Items>

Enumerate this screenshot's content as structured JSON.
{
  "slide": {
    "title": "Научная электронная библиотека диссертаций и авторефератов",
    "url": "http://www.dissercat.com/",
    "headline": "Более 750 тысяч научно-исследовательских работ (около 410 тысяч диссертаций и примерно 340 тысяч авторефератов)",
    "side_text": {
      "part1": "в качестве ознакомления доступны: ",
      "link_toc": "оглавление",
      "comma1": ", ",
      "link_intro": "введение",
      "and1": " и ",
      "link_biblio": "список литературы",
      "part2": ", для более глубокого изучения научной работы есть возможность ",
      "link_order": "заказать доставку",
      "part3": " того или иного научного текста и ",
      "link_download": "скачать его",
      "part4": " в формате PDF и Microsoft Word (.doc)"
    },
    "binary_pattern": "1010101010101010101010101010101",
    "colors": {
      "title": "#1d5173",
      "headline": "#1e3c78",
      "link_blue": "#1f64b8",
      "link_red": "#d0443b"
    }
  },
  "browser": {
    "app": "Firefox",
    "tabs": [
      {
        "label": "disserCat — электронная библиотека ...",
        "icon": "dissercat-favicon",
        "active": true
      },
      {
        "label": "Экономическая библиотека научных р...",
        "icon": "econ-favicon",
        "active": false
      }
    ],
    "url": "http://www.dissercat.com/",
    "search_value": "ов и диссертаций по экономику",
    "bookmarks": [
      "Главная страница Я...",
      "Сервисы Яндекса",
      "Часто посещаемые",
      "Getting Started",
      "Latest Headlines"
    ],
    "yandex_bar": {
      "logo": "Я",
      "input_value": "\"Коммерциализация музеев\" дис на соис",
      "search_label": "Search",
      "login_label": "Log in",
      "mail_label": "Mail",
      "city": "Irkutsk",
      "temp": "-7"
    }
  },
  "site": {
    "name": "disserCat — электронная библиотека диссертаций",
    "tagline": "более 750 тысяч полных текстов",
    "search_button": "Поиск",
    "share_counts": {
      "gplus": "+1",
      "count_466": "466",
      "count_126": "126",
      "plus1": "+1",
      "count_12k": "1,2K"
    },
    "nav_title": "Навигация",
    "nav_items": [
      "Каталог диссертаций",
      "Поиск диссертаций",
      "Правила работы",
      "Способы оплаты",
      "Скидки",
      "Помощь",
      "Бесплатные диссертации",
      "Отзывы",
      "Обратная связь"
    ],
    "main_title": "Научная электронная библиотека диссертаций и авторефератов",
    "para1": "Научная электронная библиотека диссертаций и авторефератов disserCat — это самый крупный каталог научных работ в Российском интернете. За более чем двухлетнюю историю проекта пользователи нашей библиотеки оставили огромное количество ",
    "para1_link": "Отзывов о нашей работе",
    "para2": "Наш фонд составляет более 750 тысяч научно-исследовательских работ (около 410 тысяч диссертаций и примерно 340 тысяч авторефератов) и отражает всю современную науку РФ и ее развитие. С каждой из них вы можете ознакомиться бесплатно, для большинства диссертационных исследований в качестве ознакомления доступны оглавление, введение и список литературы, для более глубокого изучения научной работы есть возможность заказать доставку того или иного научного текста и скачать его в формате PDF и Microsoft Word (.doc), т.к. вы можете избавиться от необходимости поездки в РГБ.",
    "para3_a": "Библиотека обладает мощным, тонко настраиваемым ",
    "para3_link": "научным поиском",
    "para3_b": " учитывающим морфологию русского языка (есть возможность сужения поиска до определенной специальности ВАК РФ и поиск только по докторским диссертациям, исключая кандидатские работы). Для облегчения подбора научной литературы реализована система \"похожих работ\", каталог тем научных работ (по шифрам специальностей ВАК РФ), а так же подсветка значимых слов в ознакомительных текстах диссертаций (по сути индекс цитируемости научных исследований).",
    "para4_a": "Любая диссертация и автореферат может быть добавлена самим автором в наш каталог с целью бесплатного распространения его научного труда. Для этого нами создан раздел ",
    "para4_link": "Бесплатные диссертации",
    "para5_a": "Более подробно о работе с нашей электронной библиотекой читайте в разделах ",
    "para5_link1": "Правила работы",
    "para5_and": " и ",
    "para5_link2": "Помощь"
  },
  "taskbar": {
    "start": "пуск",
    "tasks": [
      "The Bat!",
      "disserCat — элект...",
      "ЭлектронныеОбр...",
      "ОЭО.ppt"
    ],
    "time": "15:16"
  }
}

What is asked>
Output every line above without altering anything.

Solution for this problem>
Enumerate this screenshot's content as structured JSON.
{
  "slide": {
    "title": "Научная электронная библиотека диссертаций и авторефератов",
    "url": "http://www.dissercat.com/",
    "headline": "Более 750 тысяч научно-исследовательских работ (около 410 тысяч диссертаций и примерно 340 тысяч авторефератов)",
    "side_text": {
      "part1": "в качестве ознакомления доступны: ",
      "link_toc": "оглавление",
      "comma1": ", ",
      "link_intro": "введение",
      "and1": " и ",
      "link_biblio": "список литературы",
      "part2": ", для более глубокого изучения научной работы есть возможность ",
      "link_order": "заказать доставку",
      "part3": " того или иного научного текста и ",
      "link_download": "скачать его",
      "part4": " в формате PDF и Microsoft Word (.doc)"
    },
    "binary_pattern": "1010101010101010101010101010101",
    "colors": {
      "title": "#1d5173",
      "headline": "#1e3c78",
      "link_blue": "#1f64b8",
      "link_red": "#d0443b"
    }
  },
  "browser": {
    "app": "Firefox",
    "tabs": [
      {
        "label": "disserCat — электронная библиотека ...",
        "icon": "dissercat-favicon",
        "active": true
      },
      {
        "label": "Экономическая библиотека научных р...",
        "icon": "econ-favicon",
        "active": false
      }
    ],
    "url": "http://www.dissercat.com/",
    "search_value": "ов и диссертаций по экономику",
    "bookmarks": [
      "Главная страница Я...",
      "Сервисы Яндекса",
      "Часто посещаемые",
      "Getting Started",
      "Latest Headlines"
    ],
    "yandex_bar": {
      "logo": "Я",
      "input_value": "\"Коммерциализация музеев\" дис на соис",
      "search_label": "Search",
      "login_label": "Log in",
      "mail_label": "Mail",
      "city": "Irkutsk",
      "temp": "-7"
    }
  },
  "site": {
    "name": "disserCat — электронная библиотека диссертаций",
    "tagline": "более 750 тысяч полных текстов",
    "search_button": "Поиск",
    "share_counts": {
      "gplus": "+1",
      "count_466": "466",
      "count_126": "126",
      "plus1": "+1",
      "count_12k": "1,2K"
    },
    "nav_title": "Навигация",
    "nav_items": [
      "Каталог диссертаций",
      "Поиск диссертаций",
      "Правила работы",
      "Способы оплаты",
      "Скидки",
      "Помощь",
      "Бесплатные диссертации",
      "Отзывы",
      "Обратная связь"
    ],
    "main_title": "Научная электронная библиотека диссертаций и авторефератов",
    "para1": "Научная электронная библиотека диссертаций и авторефератов disserCat — это самый крупный каталог научных работ в Российском интернете. За более чем двухлетнюю историю проекта пользователи нашей библиотеки оставили огромное количество ",
    "para1_link": "Отзывов о нашей работе",
    "para2": "Наш фонд составляет более 750 тысяч научно-исследовательских работ (около 410 тысяч диссертаций и примерно 340 тысяч авторефератов) и отражает всю современную науку РФ и ее развитие. С каждой из них вы можете ознакомиться бесплатно, для большинства диссертационных исследований в качестве ознакомления доступны оглавление, введение и список литературы, для более глубокого изучения научной работы есть возможность заказать доставку того или иного научного текста и скачать его в формате PDF и Microsoft Word (.doc), т.к. вы можете избавиться от необходимости поездки в РГБ.",
    "para3_a": "Библиотека обладает мощным, тонко настраиваемым ",
    "para3_link": "научным поиском",
    "para3_b": " учитывающим морфологию русского языка (есть возможность сужения поиска до определенной специальности ВАК РФ и поиск только по докторским диссертациям, исключая кандидатские работы). Для облегчения подбора научной литературы реализована система \"похожих работ\", каталог тем научных работ (по шифрам специальностей ВАК РФ), а так же подсветка значимых слов в ознакомительных текстах диссертаций (по сути индекс цитируемости научных исследований).",
    "para4_a": "Любая диссертация и автореферат может быть добавлена самим автором в наш каталог с целью бесплатного распространения его научного труда. Для этого нами создан раздел ",
    "para4_link": "Бесплатные диссертации",
    "para5_a": "Более подробно о работе с нашей электронной библиотекой читайте в разделах ",
    "para5_link1": "Правила работы",
    "para5_and": " и ",
    "para5_link2": "Помощь"
  },
  "taskbar": {
    "start": "пуск",
    "tasks": [
      "The Bat!",
      "disserCat — элект...",
      "ЭлектронныеОбр...",
      "ОЭО.ppt"
    ],
    "time": "15:16"
  }
}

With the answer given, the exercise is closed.